▶ **Provided text**:
------------
The Australian reports the Australian Competition & Consumer Commission has raised concerns over Google’s dominance in online advertising. Again.
The interim report for the ACCC’s Digital Advertising Services Inquiry warns of a lack of competition and transparency across the $3.4bn display advertising sector and Google’s “ability and incentive to favour its own related business interests”.
The consumer watchdog’s investigation into display advertising found Google held up to 90 per cent of the industry when measured via impressions, and 70 per cent of the revenue.
Google’s technology powers the real-time auctions in which the ads are sold and the company controls virtually the entire advertising supply chain.. This report raises concerns that the tech giant preferences its own ad tech businesses.
Yet another long legal battle for Google coming up…
This story has been bubbling along all week, and it’s been bizarre to try to piece together, so I’ll try to explain it as best I can.
Retail traders on the subreddit WallStreetBets have been coordinating to buy shorted stocks. The motivation it seems is not to invest in companies that have been wrongly devalued, but purely to troll hedge funds that have “shorted” the stock
When you short a stock, you’re making a bet the value of the stock will go down. Gamestop was shorted by many firms to hit around $4 a share, it is currently trading at $300.
Other shorted companies caught up in WallStreetBets read like a nostalgia trip – Blackberry, Nokia, Blockbuster Video, AMC Movie Theatres, all have seen their stock price skyrocket over the last week.
Short sellers have lost around $5b so far
As Molly Wood said so concisely: “You built the world’s largest casino and now you’re sorry gamblers showed up…”
And now it’s a game of chicken for those holding stock – if they sell now, they’ll make bank, but they won’t achieve their goal of screwing the hedge funds.
Wallstreetbets was made private yesterday, as markets scramble to put guardrails in place.
------------
▶ **Information provided**:

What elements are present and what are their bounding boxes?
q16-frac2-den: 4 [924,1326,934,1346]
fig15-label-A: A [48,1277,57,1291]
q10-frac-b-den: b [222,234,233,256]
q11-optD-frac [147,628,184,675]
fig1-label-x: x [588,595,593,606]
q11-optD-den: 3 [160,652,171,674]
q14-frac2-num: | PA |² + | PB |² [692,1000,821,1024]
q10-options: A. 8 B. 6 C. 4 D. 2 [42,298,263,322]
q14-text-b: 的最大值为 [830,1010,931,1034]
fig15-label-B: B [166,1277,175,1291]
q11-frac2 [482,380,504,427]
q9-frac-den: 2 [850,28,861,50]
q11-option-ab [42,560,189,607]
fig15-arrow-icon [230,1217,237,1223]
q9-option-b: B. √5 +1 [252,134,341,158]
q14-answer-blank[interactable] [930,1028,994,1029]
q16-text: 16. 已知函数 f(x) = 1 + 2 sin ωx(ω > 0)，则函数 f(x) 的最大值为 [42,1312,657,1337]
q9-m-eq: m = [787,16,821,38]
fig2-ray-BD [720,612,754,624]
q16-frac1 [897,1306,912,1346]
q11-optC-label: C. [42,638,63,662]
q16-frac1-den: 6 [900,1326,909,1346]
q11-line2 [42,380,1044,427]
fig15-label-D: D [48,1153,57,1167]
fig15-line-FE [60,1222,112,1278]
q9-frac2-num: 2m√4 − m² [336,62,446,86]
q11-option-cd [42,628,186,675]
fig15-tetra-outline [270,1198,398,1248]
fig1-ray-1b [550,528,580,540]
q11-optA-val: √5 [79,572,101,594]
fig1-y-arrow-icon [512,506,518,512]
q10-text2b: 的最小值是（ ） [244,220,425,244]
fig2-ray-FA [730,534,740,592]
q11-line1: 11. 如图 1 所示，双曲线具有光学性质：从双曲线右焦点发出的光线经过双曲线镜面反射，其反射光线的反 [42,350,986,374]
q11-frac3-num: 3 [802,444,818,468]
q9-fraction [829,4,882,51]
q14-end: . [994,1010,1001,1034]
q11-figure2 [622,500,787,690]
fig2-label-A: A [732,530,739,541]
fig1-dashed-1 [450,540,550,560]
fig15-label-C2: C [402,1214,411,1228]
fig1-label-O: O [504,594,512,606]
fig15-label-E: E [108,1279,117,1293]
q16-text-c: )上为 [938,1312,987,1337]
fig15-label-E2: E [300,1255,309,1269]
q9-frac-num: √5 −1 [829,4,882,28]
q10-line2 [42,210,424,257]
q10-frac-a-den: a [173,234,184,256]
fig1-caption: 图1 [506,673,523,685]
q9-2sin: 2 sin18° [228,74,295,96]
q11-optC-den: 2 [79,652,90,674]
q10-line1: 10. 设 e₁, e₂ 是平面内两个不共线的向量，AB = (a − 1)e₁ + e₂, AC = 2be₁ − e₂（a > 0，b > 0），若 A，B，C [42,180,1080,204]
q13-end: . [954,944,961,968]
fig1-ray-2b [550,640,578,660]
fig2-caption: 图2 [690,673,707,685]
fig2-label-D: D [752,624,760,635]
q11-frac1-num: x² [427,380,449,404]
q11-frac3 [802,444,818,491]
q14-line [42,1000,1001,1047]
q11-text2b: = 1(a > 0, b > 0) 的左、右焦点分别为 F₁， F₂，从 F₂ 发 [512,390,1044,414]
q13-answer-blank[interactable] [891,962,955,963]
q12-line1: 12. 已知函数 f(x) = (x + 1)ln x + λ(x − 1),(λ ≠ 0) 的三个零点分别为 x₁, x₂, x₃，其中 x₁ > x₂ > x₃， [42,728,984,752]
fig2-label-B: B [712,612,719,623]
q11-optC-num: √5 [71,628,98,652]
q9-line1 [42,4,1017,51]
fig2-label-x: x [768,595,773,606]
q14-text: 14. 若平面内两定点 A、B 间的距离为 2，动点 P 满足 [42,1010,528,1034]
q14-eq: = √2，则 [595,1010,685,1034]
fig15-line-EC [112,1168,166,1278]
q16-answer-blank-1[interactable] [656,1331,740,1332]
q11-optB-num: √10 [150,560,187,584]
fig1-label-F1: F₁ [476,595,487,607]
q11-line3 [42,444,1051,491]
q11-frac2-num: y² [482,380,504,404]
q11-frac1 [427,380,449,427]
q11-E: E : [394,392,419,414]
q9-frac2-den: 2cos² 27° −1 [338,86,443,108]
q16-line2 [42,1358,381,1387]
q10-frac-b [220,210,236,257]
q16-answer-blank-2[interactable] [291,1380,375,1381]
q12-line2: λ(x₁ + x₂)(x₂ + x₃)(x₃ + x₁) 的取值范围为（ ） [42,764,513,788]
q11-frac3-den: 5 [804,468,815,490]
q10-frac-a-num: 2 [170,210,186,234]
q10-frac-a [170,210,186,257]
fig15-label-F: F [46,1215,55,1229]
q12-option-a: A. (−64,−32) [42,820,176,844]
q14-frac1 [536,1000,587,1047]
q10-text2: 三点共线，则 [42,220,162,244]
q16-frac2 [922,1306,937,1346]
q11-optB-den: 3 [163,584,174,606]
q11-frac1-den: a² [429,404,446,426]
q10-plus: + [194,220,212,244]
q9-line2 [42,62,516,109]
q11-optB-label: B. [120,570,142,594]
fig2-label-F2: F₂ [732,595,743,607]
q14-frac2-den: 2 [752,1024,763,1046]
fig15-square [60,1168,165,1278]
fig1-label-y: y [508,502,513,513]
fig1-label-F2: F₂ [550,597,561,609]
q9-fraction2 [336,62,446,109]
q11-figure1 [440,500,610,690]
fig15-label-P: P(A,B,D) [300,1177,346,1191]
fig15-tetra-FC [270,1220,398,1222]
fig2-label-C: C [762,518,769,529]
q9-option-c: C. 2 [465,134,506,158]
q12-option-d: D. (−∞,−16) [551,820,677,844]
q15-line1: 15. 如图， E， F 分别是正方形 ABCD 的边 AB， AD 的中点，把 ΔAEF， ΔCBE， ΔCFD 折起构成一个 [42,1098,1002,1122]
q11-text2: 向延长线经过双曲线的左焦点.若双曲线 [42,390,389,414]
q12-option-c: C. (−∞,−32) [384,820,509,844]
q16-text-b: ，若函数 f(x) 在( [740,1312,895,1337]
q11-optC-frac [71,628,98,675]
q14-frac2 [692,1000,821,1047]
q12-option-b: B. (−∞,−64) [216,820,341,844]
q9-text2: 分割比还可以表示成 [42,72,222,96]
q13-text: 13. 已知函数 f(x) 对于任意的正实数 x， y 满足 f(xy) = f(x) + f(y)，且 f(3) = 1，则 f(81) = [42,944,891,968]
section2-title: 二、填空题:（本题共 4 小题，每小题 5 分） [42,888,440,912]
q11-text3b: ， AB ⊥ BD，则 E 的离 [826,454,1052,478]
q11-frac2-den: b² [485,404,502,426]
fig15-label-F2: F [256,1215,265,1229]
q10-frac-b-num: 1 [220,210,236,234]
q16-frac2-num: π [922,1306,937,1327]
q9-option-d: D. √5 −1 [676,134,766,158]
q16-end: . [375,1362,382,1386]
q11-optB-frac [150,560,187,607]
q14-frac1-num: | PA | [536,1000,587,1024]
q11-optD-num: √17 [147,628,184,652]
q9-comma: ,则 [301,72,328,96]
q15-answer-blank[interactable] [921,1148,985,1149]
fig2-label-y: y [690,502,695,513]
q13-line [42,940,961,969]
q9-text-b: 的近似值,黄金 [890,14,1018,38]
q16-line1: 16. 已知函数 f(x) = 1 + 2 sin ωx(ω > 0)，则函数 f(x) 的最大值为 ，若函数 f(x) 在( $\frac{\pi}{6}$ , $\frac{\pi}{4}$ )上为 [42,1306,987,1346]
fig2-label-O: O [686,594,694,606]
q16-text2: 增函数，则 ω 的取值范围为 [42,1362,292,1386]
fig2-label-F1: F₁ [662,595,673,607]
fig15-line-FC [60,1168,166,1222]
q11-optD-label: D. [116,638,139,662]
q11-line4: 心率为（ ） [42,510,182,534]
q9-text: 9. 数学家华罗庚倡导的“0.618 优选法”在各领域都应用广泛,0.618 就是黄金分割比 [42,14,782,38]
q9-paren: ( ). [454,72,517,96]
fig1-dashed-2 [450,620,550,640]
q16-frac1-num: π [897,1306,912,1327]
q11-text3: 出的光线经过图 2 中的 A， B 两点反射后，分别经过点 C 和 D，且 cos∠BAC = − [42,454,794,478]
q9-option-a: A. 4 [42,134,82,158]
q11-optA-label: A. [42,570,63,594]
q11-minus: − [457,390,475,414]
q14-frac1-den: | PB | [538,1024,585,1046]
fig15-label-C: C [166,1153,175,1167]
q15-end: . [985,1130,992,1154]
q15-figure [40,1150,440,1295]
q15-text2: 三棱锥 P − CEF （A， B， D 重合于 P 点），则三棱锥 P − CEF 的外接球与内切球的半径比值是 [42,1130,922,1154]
------------
▶ **Exercise tasks**:
(A) From the Google and WallStreetBets text, extract the passage from "The interim report" to "ad tech businesses." word for word.
(B) In the Google and WallStreetBets text, what share of display advertising revenue did the consumer watchdog's investigation find Google held?
(C) Proceed with the Google and WallStreetBets text from the point where it ends.

▶ **Responses per task**:
(A)
The interim report for the ACCC’s Digital Advertising Services Inquiry warns of a lack of competition and transparency across the $3.4bn display advertising sector and Google’s “ability and incentive to favour its own related business interests”.
The consumer watchdog’s investigation into display advertising found Google held up to 90 per cent of the industry when measured via impressions, and 70 per cent of the revenue.
Google’s technology powers the real-time auctions in which the ads are sold and the company controls virtually the entire advertising supply chain.. This report raises concerns that the tech giant preferences its own ad tech businesses.

(B) 70 per cent

(C)
Moving on from crazy wall street bets – The tech giants have all reported their earnings for the quarter, and they’re all getting richer…
All major product lines reported over expectations – with iPhones, Macs, iPads, and wearables – including Apple Watch and AirPods – all seeing growth. Even services were up.
iPads did best, with a massive 40% increase in sales Year over Year
Meanwhile, Facebook reported $28.1 billion in revenue for the quarter, of which $27.2 billion came from ads. Facebook has warned investors that Apple’s changes to privacy in iOS 14 will impact its earnings in 2021.
Finally, Microsoft reported a revenue of $43.1 billion over the $40.2 billion expected from Wall Street. Microsoft continued to benefit from a shift in working from home, with Azure and Office the major cash cows.
In the last few years it has become increasingly common for video game embargoes to expire just a day or two before the game goes on sale – so that terrible reviews will not dampen sales
So it’s a nice change of pace that Nintendo’s embargo for Super Mario 3D World is up, two weeks before the game is on sale
Initial reviews suggest the remake of Mario is fun and incredibly polished, as you would expect. Cat Mario, as we call it in my house, was one of the most fun experiences of 2020. The game debuted on the Wii U, a console very few people bought, so this should go gangbusters on the Switch
But the bigger news for me is Bowsers Fury sounds like an awesome stand alone game, meaning I’ll be forced to buy Cat Mario again.